» EXERCISE TASK
Word for word, print each line of the listing below; pictures stay out.

* start *

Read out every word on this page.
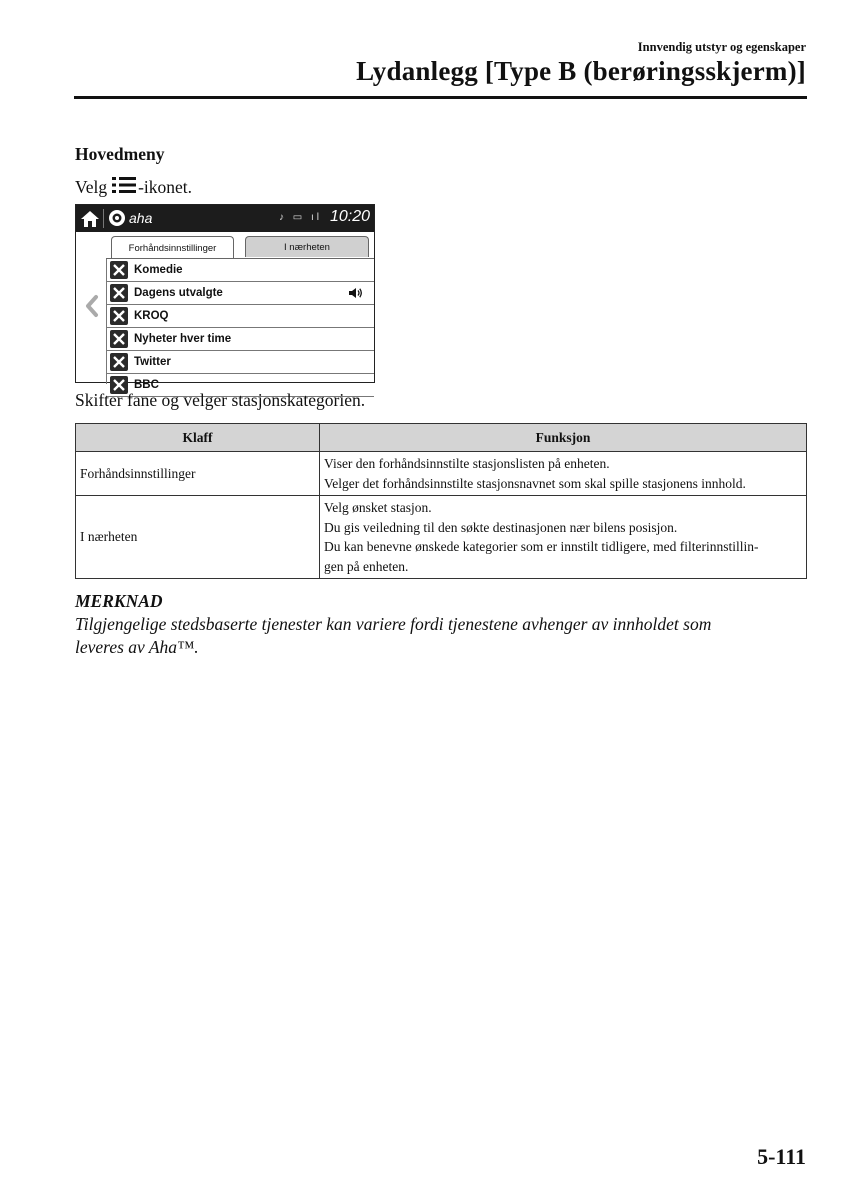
Innvendig utstyr og egenskaper
Lydanlegg [Type B (berøringsskjerm)]
Hovedmeny
Velg -ikonet.
aha	♪ ▭ ıl 10:20
Forhåndsinnstillinger	I nærheten
Komedie
Dagens utvalgte
KROQ
Nyheter hver time
Twitter
BBC
Skifter fane og velger stasjonskategorien.
Klaff	Funksjon
Forhåndsinnstillinger	Viser den forhåndsinnstilte stasjonslisten på enheten.
Velger det forhåndsinnstilte stasjonsnavnet som skal spille stasjonens innhold.

I nærheten	Velg ønsket stasjon.
Du gis veiledning til den søkte destinasjonen nær bilens posisjon.
Du kan benevne ønskede kategorier som er innstilt tidligere, med filterinnstillin-
gen på enheten.
MERKNAD
Tilgjengelige stedsbaserte tjenester kan variere fordi tjenestene avhenger av innholdet som
leveres av Aha™.
5-111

* end *

» SOLUTION FOR THIS PROBLEM
Read out every word on this page.
Innvendig utstyr og egenskaper
Lydanlegg [Type B (berøringsskjerm)]
Hovedmeny
Velg -ikonet.
aha	♪ ▭ ıl 10:20
Forhåndsinnstillinger	I nærheten
Komedie
Dagens utvalgte
KROQ
Nyheter hver time
Twitter
BBC
Skifter fane og velger stasjonskategorien.
Klaff	Funksjon
Forhåndsinnstillinger	Viser den forhåndsinnstilte stasjonslisten på enheten.
Velger det forhåndsinnstilte stasjonsnavnet som skal spille stasjonens innhold.

I nærheten	Velg ønsket stasjon.
Du gis veiledning til den søkte destinasjonen nær bilens posisjon.
Du kan benevne ønskede kategorier som er innstilt tidligere, med filterinnstillin-
gen på enheten.
MERKNAD
Tilgjengelige stedsbaserte tjenester kan variere fordi tjenestene avhenger av innholdet som
leveres av Aha™.
5-111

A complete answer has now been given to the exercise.